+++ Task data +++

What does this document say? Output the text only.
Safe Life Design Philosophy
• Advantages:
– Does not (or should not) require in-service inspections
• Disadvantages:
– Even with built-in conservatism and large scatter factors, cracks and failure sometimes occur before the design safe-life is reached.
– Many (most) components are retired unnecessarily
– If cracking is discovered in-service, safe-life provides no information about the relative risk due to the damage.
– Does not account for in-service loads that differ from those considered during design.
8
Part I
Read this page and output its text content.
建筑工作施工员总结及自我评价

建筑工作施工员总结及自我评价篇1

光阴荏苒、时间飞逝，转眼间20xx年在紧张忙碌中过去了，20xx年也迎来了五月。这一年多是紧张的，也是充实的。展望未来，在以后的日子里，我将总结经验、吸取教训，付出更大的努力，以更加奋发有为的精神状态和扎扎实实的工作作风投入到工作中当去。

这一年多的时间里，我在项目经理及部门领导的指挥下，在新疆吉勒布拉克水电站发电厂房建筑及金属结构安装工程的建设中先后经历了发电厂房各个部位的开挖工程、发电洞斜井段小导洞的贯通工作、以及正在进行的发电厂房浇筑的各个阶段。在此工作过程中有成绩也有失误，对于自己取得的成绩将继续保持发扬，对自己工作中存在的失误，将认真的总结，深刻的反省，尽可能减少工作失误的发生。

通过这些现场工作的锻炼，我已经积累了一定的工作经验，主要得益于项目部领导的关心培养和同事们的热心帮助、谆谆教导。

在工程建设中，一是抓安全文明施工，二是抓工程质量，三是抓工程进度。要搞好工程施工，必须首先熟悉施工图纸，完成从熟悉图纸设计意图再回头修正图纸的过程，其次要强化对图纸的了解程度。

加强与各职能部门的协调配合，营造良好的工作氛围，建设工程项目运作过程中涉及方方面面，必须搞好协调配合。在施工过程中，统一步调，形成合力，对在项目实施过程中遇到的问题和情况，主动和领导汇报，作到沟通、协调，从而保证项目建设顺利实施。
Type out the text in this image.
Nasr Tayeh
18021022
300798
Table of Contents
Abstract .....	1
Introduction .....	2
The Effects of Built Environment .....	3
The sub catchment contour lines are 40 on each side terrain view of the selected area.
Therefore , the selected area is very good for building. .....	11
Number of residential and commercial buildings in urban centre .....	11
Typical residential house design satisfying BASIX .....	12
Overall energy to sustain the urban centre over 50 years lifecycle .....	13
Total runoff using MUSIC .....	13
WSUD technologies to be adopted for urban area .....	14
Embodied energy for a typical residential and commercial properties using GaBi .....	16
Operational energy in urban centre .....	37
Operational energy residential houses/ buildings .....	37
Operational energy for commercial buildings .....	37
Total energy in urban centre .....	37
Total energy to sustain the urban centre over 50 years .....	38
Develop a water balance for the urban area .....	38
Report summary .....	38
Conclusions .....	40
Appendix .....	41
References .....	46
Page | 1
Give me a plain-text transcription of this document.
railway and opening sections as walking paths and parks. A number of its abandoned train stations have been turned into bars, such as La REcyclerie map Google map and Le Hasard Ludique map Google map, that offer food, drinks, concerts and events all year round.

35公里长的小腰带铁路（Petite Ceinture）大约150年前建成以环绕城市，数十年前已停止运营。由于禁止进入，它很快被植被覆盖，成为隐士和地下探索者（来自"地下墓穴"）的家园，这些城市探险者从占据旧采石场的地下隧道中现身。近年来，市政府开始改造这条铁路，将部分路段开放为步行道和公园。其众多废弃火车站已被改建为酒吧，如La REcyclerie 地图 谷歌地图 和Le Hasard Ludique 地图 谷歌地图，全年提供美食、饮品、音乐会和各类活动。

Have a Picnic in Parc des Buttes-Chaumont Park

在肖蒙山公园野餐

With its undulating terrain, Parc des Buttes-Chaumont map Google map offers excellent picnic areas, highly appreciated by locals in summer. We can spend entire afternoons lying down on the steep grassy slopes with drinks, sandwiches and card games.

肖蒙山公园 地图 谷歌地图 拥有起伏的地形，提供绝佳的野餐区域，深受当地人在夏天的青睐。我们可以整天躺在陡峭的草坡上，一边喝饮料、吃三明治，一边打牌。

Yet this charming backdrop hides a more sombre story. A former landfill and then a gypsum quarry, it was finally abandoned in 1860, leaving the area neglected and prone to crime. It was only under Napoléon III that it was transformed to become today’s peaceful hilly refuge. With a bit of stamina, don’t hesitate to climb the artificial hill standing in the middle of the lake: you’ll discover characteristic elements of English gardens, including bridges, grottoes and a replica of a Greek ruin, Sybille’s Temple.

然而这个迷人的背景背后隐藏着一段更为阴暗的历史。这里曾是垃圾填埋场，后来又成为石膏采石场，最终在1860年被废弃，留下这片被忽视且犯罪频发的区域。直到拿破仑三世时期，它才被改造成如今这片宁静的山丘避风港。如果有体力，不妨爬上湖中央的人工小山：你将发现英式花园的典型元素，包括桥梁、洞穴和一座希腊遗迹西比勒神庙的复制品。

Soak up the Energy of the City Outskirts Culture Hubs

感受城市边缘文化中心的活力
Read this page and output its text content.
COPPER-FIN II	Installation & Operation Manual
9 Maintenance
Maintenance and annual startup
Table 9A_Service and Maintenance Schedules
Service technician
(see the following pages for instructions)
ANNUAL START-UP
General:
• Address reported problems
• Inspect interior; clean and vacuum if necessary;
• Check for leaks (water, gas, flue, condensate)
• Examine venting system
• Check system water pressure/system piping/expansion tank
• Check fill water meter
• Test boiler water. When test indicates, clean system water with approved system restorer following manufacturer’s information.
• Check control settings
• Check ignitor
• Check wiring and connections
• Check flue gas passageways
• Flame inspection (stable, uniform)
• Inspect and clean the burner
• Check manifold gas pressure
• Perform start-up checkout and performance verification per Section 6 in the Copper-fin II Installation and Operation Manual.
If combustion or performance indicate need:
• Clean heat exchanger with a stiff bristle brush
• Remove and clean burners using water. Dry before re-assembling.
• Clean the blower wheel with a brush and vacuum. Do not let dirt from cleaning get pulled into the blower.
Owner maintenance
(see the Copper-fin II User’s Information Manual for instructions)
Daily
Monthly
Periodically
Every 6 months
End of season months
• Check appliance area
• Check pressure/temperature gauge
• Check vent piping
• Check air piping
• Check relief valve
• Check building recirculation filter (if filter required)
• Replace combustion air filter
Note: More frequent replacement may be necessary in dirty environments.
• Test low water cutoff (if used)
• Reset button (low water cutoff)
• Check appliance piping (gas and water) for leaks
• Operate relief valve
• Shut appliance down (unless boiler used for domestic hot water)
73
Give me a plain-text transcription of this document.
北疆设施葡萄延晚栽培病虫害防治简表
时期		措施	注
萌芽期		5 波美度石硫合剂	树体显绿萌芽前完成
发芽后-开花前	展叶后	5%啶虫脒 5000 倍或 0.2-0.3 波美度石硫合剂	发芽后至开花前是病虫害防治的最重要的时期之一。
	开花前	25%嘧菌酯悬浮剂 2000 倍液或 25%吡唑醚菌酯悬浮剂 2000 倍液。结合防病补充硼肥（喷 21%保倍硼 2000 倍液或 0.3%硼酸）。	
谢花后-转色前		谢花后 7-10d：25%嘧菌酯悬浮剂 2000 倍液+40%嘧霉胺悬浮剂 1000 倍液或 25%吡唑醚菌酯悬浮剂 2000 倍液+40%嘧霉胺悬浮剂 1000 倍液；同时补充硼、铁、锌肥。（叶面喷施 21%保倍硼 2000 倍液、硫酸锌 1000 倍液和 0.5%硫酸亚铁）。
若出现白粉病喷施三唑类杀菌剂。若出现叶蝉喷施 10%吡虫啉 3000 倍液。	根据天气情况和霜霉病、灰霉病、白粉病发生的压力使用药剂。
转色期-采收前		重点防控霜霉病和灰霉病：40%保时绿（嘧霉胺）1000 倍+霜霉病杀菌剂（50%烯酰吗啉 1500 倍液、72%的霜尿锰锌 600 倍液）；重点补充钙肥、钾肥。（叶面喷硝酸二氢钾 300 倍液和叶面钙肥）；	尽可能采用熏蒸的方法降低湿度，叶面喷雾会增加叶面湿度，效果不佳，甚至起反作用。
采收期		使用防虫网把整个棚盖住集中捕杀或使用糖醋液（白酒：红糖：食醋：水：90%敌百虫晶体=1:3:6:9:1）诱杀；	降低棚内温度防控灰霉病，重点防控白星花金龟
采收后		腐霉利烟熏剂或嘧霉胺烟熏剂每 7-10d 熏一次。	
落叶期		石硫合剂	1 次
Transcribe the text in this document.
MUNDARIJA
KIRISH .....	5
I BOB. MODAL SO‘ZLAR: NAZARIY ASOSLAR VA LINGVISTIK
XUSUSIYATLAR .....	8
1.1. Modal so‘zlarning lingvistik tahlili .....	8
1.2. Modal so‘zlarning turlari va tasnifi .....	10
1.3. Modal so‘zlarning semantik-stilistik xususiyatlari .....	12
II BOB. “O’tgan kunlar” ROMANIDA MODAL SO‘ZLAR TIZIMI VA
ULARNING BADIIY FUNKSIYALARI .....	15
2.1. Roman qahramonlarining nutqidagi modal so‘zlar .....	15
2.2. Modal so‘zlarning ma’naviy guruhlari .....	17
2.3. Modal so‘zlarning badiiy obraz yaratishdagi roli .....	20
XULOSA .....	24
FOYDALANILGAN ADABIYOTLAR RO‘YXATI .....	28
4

+++

• _Short exercise_:
From the listing above, copy all lines holding the word "谷歌地图".

• _Exercise solution_:
35公里长的小腰带铁路（Petite Ceinture）大约150年前建成以环绕城市，数十年前已停止运营。由于禁止进入，它很快被植被覆盖，成为隐士和地下探索者（来自"地下墓穴"）的家园，这些城市探险者从占据旧采石场的地下隧道中现身。近年来，市政府开始改造这条铁路，将部分路段开放为步行道和公园。其众多废弃火车站已被改建为酒吧，如La REcyclerie 地图 谷歌地图 和Le Hasard Ludique 地图 谷歌地图，全年提供美食、饮品、音乐会和各类活动。
肖蒙山公园 地图 谷歌地图 拥有起伏的地形，提供绝佳的野餐区域，深受当地人在夏天的青睐。我们可以整天躺在陡峭的草坡上，一边喝饮料、吃三明治，一边打牌。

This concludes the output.